WHAT TO WORK ON:
Pull out every line of the listing below where "体重百分位曲线图" appears.

[Rows from a figure dataset]
[BEGIN]

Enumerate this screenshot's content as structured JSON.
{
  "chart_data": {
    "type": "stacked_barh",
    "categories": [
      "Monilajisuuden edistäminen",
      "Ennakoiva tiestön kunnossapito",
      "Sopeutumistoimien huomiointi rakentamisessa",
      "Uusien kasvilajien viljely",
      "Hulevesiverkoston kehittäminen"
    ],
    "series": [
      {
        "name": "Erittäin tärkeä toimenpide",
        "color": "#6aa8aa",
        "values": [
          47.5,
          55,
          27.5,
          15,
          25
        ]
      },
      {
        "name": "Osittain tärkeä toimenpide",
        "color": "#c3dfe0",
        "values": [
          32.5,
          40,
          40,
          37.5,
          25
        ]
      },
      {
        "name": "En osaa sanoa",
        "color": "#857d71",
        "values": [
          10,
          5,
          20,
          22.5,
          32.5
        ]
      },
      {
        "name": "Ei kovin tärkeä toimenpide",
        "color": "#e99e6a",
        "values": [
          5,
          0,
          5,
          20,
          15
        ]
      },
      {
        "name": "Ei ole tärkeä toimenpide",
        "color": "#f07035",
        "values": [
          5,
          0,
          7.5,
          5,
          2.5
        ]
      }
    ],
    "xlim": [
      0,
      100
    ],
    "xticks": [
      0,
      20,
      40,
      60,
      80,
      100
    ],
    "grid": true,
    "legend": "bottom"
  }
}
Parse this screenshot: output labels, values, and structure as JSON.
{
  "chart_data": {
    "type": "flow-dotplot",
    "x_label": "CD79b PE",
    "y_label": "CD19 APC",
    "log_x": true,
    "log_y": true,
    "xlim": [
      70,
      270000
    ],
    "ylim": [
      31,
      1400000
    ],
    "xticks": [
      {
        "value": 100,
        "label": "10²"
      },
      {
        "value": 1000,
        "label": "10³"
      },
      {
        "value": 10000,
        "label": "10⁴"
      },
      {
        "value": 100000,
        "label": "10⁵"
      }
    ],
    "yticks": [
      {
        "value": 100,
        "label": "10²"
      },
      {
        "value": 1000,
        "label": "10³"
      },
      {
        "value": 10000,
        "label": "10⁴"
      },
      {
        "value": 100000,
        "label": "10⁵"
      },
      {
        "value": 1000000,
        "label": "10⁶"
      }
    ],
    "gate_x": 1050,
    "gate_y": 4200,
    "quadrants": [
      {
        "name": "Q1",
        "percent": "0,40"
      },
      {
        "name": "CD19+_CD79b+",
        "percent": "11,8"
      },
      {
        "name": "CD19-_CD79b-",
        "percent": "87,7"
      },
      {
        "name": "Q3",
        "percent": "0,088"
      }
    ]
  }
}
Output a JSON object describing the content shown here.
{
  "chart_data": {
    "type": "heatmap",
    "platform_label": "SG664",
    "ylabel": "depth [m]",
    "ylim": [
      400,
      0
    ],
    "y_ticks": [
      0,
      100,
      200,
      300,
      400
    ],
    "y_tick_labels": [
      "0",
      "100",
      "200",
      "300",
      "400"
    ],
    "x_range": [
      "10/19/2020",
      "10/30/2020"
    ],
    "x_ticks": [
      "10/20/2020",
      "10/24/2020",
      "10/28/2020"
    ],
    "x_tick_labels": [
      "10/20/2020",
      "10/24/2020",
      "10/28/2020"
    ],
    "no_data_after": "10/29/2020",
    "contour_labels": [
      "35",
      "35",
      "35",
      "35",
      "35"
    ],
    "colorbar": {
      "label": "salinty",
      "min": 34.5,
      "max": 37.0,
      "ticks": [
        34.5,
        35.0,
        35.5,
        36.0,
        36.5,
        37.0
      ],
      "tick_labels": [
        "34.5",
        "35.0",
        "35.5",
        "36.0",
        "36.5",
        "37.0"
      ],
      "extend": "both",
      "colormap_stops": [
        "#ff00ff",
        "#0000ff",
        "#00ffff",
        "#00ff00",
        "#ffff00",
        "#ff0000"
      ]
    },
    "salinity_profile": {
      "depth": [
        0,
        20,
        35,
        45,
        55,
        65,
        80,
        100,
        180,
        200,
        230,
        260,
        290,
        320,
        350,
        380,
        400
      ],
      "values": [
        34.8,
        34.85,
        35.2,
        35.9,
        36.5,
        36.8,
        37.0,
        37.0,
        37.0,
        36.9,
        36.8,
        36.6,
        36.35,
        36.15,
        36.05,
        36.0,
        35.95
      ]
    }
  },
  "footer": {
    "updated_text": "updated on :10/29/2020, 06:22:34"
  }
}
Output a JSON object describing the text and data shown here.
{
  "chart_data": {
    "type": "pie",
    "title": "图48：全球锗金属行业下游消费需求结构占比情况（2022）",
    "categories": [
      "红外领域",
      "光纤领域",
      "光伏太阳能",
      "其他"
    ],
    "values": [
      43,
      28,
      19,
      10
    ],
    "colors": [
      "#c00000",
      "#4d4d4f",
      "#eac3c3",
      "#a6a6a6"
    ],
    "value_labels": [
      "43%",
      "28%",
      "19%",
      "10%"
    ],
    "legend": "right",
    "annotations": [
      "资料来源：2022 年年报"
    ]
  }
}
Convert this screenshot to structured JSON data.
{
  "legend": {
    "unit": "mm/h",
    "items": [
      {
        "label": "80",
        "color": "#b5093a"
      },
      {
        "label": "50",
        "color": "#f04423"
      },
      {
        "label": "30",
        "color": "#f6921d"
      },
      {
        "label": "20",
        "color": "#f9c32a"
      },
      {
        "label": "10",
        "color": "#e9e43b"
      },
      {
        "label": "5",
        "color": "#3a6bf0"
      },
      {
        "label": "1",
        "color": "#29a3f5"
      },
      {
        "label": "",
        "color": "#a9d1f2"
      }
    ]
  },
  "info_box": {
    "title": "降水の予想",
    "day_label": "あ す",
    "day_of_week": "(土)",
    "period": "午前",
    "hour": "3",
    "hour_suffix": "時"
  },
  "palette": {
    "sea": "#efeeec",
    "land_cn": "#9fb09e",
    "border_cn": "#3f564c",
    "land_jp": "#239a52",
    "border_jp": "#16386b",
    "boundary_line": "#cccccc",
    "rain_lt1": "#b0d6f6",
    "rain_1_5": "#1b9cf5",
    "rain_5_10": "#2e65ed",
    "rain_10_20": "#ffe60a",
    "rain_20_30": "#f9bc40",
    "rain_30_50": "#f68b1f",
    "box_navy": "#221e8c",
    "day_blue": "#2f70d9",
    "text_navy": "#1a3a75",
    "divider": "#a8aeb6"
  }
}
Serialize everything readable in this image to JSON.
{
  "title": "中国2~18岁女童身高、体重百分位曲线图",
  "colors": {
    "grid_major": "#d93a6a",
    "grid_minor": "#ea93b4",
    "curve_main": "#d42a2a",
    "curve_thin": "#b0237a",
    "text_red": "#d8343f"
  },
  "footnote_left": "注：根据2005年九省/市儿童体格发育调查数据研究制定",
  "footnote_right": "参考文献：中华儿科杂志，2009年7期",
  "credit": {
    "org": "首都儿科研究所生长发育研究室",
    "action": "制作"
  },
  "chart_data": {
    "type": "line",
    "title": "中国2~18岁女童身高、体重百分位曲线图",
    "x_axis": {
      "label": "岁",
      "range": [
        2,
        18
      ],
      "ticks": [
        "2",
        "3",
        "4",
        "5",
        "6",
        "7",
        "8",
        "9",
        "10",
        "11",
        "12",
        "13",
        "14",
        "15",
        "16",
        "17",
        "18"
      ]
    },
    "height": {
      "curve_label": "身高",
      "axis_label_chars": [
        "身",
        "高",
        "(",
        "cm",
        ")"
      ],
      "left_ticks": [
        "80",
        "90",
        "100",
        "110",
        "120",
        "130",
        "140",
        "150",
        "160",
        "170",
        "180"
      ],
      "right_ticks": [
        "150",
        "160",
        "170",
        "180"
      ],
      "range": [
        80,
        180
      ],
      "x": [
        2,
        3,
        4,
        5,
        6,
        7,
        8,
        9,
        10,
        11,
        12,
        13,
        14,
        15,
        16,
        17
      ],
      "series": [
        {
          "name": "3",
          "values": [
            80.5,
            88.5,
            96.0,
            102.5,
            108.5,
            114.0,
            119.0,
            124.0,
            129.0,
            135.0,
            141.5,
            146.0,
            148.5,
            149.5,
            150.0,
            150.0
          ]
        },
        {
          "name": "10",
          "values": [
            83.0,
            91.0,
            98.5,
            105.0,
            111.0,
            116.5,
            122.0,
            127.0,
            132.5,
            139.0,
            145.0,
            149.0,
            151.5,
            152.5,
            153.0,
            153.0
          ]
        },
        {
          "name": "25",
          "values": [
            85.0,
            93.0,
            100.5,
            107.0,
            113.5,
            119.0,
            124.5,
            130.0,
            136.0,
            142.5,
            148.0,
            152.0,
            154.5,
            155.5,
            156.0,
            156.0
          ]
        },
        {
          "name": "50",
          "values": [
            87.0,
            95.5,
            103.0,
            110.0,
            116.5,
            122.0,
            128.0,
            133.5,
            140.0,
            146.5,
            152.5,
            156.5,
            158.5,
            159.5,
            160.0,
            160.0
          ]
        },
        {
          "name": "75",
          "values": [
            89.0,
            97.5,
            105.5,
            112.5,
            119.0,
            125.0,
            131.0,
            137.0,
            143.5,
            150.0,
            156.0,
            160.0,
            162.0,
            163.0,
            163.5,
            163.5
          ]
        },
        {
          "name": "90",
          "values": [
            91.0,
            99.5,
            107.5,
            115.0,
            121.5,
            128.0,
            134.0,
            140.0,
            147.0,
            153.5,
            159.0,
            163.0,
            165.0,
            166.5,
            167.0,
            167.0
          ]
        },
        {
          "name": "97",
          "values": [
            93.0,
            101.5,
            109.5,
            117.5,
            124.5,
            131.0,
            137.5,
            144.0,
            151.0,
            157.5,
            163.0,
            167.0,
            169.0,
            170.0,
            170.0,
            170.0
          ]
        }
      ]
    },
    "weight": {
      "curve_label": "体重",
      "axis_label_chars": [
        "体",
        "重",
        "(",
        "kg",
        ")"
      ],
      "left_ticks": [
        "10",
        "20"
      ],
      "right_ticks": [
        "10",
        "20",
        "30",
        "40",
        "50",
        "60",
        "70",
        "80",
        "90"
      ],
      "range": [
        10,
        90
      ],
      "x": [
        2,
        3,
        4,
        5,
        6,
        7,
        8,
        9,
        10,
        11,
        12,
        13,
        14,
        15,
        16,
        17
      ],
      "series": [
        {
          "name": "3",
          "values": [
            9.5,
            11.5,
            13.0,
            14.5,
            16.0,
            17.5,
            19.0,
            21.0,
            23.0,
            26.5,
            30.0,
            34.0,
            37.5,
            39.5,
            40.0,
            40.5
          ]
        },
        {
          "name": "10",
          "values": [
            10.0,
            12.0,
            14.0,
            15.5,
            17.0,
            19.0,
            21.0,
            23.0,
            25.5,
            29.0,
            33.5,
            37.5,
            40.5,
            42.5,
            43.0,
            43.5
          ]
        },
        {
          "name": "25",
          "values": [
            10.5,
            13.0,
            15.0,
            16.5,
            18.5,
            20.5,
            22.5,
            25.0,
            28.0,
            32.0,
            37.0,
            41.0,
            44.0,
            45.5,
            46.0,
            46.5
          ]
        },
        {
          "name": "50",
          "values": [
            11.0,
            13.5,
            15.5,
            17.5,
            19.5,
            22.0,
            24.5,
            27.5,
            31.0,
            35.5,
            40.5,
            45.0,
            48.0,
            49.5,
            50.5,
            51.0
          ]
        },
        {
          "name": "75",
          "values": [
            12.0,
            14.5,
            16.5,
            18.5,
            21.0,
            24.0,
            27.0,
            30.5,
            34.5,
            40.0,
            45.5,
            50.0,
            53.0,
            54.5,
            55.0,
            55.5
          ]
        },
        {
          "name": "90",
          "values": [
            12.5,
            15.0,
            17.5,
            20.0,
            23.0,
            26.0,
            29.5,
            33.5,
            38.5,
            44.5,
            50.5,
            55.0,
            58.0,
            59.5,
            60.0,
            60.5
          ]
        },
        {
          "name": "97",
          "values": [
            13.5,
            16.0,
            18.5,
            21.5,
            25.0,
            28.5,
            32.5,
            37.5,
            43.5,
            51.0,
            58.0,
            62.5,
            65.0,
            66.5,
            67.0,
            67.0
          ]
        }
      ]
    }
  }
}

[END]

EXERCISE RESULT:
  "title": "中国2~18岁女童身高、体重百分位曲线图",
    "title": "中国2~18岁女童身高、体重百分位曲线图",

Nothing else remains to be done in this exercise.